● Set task: Give the number of lines that contain the string "симметрично", and nothing else.

● Excerpted records:

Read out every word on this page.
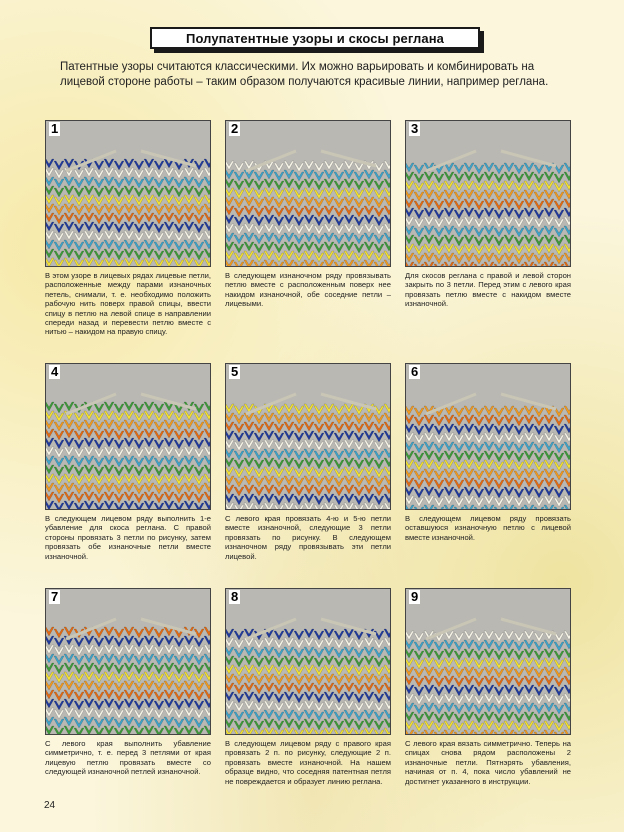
Полупатентные узоры и скосы реглана
Патентные узоры считаются классическими. Их можно варьировать и комбинировать на лицевой стороне работы – таким образом получаются красивые линии, например реглана.
1
В этом узоре в лицевых рядах лицевые петли, расположенные между парами изнаночных петель, снимали, т. е. необходимо положить рабочую нить поверх правой спицы, ввести спицу в петлю на левой спице в направлении спереди назад и перевести петлю вместе с нитью – накидом на правую спицу.
2
В следующем изнаночном ряду провязывать петлю вместе с расположенным поверх нее накидом изнаночной, обе соседние петли – лицевыми.
3
Для скосов реглана с правой и левой сторон закрыть по 3 петли. Перед этим с левого края провязать петлю вместе с накидом вместе изнаночной.
4
В следующем лицевом ряду выполнить 1-е убавление для скоса реглана. С правой стороны провязать 3 петли по рисунку, затем провязать обе изнаночные петли вместе изнаночной.
5
С левого края провязать 4-ю и 5-ю петли вместе изнаночной, следующие 3 петли провязать по рисунку. В следующем изнаночном ряду провязывать эти петли лицевой.
6
В следующем лицевом ряду провязать оставшуюся изнаночную петлю с лицевой вместе изнаночной.
7
С левого края выполнить убавление симметрично, т. е. перед 3 петлями от края лицевую петлю провязать вместе со следующей изнаночной петлей изнаночной.
8
В следующем лицевом ряду с правого края провязать 2 п. по рисунку, следующие 2 п. провязать вместе изнаночной. На нашем образце видно, что соседняя патентная петля не повреждается и образует линию реглана.
9
С левого края вязать симметрично. Теперь на спицах снова рядом расположены 2 изнаночные петли. Пятнэрять убавления, начиная от п. 4, пока число убавлений не достигнет указанного в инструкции.
24
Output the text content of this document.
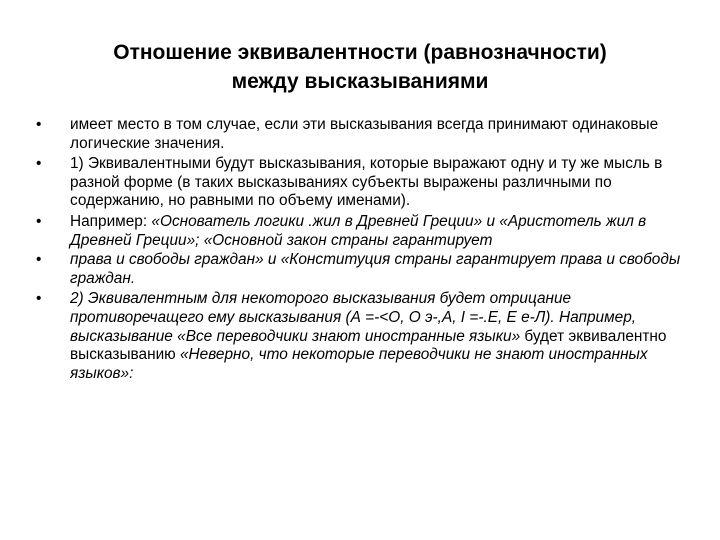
Отношение эквивалентности (равнозначности)
между высказываниями
•	имеет место в том случае, если эти высказывания всегда принимают одинаковые логические значения.
•	1) Эквивалентными будут высказывания, которые выражают одну и ту же мысль в разной форме (в таких высказываниях субъекты выражены различными по содержанию, но равными по объему именами).
•	Например: «Основатель логики .жил в Древней Греции» и «Аристотель жил в Древней Греции»; «Основной закон страны гарантирует
•	права и свободы граждан» и «Конституция страны гарантирует права и свободы граждан.
•	2) Эквивалентным для некоторого высказывания будет отрицание противоречащего ему высказывания (А =-<О, О э-,А, I =-.Е, Е е-Л). Например, высказывание «Все переводчики знают иностранные языки» будет эквивалентно высказыванию «Неверно, что некоторые переводчики не знают иностранных языков»:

● Answer to this exercise: 2